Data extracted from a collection
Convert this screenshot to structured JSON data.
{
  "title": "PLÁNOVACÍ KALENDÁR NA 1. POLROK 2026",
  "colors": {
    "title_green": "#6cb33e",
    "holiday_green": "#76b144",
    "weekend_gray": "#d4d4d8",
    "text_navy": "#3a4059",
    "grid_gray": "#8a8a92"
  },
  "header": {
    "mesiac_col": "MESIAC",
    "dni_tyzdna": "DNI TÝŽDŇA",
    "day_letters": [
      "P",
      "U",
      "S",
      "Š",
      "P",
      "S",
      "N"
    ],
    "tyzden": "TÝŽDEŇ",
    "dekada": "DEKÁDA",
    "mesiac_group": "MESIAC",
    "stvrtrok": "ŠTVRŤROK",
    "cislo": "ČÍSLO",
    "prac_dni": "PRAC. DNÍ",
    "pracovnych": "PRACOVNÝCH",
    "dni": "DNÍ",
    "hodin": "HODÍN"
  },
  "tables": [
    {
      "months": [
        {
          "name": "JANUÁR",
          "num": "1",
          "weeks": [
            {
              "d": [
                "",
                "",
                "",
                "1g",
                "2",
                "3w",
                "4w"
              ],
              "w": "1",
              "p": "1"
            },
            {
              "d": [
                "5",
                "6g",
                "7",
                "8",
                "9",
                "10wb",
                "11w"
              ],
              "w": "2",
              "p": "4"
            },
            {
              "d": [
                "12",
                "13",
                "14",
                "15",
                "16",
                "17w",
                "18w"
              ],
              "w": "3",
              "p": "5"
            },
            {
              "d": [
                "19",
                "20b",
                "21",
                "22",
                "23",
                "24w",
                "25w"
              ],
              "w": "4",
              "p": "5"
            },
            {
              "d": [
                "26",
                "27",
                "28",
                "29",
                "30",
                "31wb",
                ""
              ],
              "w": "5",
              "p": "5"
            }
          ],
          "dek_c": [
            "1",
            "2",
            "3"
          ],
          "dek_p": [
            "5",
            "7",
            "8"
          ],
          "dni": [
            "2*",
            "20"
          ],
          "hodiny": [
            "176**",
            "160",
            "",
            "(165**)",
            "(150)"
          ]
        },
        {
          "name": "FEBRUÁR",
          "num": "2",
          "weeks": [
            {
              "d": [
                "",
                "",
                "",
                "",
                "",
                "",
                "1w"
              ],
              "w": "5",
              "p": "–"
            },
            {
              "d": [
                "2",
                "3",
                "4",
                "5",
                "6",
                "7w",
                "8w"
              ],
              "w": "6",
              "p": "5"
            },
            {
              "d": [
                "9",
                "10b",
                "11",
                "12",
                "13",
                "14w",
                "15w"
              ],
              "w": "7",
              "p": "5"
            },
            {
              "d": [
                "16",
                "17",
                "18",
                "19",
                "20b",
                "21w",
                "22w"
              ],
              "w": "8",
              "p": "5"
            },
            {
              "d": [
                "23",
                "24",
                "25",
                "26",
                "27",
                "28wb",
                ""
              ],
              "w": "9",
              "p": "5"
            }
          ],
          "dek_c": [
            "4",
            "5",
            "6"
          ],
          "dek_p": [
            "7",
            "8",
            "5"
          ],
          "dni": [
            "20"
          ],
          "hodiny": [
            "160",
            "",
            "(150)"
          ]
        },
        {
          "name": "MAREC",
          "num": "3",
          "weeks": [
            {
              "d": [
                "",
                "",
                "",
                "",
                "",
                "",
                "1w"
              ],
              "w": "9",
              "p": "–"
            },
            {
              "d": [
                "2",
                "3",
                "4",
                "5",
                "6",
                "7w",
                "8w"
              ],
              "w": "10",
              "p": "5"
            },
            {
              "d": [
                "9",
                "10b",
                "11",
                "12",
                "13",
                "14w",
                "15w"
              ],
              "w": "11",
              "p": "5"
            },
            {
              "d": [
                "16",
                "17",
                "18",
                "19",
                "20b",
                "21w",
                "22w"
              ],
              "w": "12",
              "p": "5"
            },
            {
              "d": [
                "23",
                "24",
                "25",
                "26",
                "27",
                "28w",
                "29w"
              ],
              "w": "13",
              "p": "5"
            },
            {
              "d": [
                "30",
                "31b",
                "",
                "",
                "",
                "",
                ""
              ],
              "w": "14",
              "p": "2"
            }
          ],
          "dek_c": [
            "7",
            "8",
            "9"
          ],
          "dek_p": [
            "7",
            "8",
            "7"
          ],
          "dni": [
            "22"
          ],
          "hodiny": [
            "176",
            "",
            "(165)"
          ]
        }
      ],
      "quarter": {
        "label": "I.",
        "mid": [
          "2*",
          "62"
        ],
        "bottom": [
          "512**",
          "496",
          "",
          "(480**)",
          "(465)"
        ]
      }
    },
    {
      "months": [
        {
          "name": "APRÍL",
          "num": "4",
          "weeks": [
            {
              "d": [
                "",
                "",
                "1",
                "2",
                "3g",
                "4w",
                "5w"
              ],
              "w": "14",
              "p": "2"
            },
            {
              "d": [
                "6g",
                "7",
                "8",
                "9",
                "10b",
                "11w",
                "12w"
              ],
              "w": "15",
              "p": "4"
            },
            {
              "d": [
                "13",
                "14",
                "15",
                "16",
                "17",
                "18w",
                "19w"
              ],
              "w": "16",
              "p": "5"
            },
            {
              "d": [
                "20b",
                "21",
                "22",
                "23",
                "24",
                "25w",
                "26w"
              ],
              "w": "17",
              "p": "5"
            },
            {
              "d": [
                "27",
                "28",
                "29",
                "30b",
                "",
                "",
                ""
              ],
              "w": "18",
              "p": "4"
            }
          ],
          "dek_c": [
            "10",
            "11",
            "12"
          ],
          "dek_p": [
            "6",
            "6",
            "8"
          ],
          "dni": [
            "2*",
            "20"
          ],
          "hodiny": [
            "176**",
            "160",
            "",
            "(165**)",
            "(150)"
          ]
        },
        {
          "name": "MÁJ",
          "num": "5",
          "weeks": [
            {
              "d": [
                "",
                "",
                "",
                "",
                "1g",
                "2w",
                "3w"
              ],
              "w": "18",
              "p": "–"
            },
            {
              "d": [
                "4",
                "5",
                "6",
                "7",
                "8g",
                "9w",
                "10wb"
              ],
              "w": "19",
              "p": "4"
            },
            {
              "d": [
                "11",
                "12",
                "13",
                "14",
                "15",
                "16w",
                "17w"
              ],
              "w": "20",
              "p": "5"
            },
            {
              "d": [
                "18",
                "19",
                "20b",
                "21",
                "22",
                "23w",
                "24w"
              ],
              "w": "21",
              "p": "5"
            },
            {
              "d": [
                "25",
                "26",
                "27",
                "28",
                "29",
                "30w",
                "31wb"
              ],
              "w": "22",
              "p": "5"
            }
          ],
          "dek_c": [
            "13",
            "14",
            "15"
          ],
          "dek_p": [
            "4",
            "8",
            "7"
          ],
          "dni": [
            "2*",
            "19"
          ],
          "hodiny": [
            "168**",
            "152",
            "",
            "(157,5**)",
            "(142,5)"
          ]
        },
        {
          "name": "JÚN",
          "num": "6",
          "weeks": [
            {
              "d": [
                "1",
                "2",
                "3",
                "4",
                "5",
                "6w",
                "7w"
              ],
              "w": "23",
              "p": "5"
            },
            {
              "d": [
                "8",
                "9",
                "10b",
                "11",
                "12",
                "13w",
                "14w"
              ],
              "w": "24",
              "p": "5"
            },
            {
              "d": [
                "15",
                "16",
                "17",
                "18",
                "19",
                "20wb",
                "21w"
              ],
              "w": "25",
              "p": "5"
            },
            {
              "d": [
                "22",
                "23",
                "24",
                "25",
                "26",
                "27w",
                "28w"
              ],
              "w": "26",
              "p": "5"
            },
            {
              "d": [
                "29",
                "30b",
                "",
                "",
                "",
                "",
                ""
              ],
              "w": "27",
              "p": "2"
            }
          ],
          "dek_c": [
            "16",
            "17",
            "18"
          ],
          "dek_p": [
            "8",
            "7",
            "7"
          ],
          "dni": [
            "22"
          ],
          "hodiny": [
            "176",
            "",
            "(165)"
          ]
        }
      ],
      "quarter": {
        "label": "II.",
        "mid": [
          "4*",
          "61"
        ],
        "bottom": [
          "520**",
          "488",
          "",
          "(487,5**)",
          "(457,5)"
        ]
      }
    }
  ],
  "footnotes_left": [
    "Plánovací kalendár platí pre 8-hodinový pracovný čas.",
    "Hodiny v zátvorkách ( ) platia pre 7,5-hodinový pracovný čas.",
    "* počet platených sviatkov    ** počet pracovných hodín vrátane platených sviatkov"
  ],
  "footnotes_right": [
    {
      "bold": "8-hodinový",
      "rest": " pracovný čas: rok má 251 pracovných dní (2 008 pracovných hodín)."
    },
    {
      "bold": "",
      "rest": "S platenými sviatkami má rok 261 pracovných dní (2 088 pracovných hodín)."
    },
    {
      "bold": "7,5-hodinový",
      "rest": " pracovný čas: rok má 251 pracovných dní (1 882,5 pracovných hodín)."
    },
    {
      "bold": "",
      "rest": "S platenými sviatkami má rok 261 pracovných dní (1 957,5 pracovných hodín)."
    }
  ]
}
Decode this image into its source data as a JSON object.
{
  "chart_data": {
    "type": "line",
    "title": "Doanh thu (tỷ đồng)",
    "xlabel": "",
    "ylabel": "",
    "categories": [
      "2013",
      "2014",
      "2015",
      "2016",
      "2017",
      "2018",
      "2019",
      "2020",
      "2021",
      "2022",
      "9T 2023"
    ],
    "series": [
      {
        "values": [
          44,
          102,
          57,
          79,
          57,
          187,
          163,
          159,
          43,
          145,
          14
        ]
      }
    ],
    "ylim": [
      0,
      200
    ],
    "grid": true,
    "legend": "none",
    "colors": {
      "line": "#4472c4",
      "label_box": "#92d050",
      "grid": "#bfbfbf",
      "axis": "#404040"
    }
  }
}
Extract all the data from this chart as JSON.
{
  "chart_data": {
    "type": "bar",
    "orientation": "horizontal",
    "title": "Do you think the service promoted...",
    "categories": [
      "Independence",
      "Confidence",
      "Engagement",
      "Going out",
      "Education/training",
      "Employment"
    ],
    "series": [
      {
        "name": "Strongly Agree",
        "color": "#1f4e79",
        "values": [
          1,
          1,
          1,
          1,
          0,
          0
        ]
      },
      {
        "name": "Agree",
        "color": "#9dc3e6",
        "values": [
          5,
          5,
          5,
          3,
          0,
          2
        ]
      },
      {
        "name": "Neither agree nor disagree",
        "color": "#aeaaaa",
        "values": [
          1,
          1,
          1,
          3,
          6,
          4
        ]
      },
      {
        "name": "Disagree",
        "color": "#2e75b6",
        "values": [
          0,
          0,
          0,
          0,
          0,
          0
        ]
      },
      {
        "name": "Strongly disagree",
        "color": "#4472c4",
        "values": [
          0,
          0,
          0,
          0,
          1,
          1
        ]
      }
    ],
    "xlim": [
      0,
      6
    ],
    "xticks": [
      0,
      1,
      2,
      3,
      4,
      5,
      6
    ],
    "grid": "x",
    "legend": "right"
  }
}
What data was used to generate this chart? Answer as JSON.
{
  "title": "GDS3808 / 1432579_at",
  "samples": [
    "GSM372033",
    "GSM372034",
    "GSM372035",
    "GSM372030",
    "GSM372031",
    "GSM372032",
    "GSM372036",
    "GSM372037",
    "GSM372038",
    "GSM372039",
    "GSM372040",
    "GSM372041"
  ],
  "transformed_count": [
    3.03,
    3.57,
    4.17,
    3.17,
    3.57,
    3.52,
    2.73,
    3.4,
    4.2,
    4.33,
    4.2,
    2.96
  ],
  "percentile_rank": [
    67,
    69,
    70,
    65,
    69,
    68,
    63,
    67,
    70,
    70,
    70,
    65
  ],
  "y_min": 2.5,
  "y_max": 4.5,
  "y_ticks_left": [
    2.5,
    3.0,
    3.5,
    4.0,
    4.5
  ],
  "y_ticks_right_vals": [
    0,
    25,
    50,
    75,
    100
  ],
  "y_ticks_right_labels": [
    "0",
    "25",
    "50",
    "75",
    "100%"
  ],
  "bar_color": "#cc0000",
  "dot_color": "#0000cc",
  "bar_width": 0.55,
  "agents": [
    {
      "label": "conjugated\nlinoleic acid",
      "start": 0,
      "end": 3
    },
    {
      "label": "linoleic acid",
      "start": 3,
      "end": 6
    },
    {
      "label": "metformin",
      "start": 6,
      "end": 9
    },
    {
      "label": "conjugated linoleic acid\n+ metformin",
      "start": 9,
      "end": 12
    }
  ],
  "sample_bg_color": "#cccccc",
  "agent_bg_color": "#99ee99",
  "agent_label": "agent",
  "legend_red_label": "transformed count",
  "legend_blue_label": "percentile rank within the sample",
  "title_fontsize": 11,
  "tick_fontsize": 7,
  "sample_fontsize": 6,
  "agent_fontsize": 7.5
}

GOAL: Take every line from the data that contains the word "JSON".

EXERCISE RESULT:
Convert this screenshot to structured JSON data.
Decode this image into its source data as a JSON object.
Extract all the data from this chart as JSON.
What data was used to generate this chart? Answer as JSON.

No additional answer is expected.